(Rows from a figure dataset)
______________________________
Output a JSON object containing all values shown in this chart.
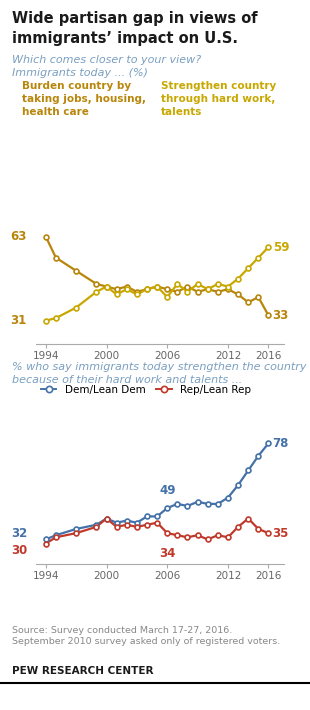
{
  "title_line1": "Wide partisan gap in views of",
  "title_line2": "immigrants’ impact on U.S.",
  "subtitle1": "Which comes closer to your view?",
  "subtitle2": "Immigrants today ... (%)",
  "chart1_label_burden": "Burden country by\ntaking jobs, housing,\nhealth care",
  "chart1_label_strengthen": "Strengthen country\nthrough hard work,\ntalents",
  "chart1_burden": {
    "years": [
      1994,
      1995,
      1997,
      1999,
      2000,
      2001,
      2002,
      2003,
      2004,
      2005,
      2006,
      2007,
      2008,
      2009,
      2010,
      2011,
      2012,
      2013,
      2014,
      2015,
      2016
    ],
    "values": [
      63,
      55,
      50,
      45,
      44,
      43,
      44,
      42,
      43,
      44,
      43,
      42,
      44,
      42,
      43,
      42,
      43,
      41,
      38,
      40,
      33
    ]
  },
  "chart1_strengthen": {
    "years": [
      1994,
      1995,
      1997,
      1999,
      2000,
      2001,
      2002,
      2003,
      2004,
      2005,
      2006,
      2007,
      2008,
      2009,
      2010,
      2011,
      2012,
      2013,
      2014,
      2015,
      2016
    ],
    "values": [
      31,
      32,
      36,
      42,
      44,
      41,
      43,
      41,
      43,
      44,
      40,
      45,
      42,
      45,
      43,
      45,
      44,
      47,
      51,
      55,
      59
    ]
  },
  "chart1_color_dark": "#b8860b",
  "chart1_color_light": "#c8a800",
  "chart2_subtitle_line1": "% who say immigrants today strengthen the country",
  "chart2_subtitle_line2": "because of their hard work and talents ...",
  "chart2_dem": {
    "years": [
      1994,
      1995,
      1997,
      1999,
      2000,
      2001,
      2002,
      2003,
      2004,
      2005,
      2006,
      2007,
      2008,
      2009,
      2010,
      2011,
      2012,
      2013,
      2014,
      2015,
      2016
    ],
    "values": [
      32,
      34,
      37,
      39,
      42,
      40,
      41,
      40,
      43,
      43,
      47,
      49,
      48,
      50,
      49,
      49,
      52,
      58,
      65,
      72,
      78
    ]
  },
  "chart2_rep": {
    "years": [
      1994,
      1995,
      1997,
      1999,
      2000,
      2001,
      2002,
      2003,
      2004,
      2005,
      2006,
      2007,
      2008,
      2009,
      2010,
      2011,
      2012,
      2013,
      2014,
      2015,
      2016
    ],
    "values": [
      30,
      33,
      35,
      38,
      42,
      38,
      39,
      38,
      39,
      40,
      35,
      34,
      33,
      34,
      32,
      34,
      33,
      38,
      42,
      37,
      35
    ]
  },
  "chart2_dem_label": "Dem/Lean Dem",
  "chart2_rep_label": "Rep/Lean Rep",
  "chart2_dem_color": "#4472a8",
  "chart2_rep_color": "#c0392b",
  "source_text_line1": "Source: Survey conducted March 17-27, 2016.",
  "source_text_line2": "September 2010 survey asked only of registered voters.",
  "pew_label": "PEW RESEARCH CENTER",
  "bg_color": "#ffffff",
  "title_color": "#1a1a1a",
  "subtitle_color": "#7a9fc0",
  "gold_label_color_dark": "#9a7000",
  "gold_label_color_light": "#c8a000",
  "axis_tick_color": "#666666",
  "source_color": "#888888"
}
______________________________
Goal: Copy the data word for word. Pictures do not go in the copy.

Task solution:
Output a JSON object containing all values shown in this chart.
{
  "title_line1": "Wide partisan gap in views of",
  "title_line2": "immigrants’ impact on U.S.",
  "subtitle1": "Which comes closer to your view?",
  "subtitle2": "Immigrants today ... (%)",
  "chart1_label_burden": "Burden country by\ntaking jobs, housing,\nhealth care",
  "chart1_label_strengthen": "Strengthen country\nthrough hard work,\ntalents",
  "chart1_burden": {
    "years": [
      1994,
      1995,
      1997,
      1999,
      2000,
      2001,
      2002,
      2003,
      2004,
      2005,
      2006,
      2007,
      2008,
      2009,
      2010,
      2011,
      2012,
      2013,
      2014,
      2015,
      2016
    ],
    "values": [
      63,
      55,
      50,
      45,
      44,
      43,
      44,
      42,
      43,
      44,
      43,
      42,
      44,
      42,
      43,
      42,
      43,
      41,
      38,
      40,
      33
    ]
  },
  "chart1_strengthen": {
    "years": [
      1994,
      1995,
      1997,
      1999,
      2000,
      2001,
      2002,
      2003,
      2004,
      2005,
      2006,
      2007,
      2008,
      2009,
      2010,
      2011,
      2012,
      2013,
      2014,
      2015,
      2016
    ],
    "values": [
      31,
      32,
      36,
      42,
      44,
      41,
      43,
      41,
      43,
      44,
      40,
      45,
      42,
      45,
      43,
      45,
      44,
      47,
      51,
      55,
      59
    ]
  },
  "chart1_color_dark": "#b8860b",
  "chart1_color_light": "#c8a800",
  "chart2_subtitle_line1": "% who say immigrants today strengthen the country",
  "chart2_subtitle_line2": "because of their hard work and talents ...",
  "chart2_dem": {
    "years": [
      1994,
      1995,
      1997,
      1999,
      2000,
      2001,
      2002,
      2003,
      2004,
      2005,
      2006,
      2007,
      2008,
      2009,
      2010,
      2011,
      2012,
      2013,
      2014,
      2015,
      2016
    ],
    "values": [
      32,
      34,
      37,
      39,
      42,
      40,
      41,
      40,
      43,
      43,
      47,
      49,
      48,
      50,
      49,
      49,
      52,
      58,
      65,
      72,
      78
    ]
  },
  "chart2_rep": {
    "years": [
      1994,
      1995,
      1997,
      1999,
      2000,
      2001,
      2002,
      2003,
      2004,
      2005,
      2006,
      2007,
      2008,
      2009,
      2010,
      2011,
      2012,
      2013,
      2014,
      2015,
      2016
    ],
    "values": [
      30,
      33,
      35,
      38,
      42,
      38,
      39,
      38,
      39,
      40,
      35,
      34,
      33,
      34,
      32,
      34,
      33,
      38,
      42,
      37,
      35
    ]
  },
  "chart2_dem_label": "Dem/Lean Dem",
  "chart2_rep_label": "Rep/Lean Rep",
  "chart2_dem_color": "#4472a8",
  "chart2_rep_color": "#c0392b",
  "source_text_line1": "Source: Survey conducted March 17-27, 2016.",
  "source_text_line2": "September 2010 survey asked only of registered voters.",
  "pew_label": "PEW RESEARCH CENTER",
  "bg_color": "#ffffff",
  "title_color": "#1a1a1a",
  "subtitle_color": "#7a9fc0",
  "gold_label_color_dark": "#9a7000",
  "gold_label_color_light": "#c8a000",
  "axis_tick_color": "#666666",
  "source_color": "#888888"
}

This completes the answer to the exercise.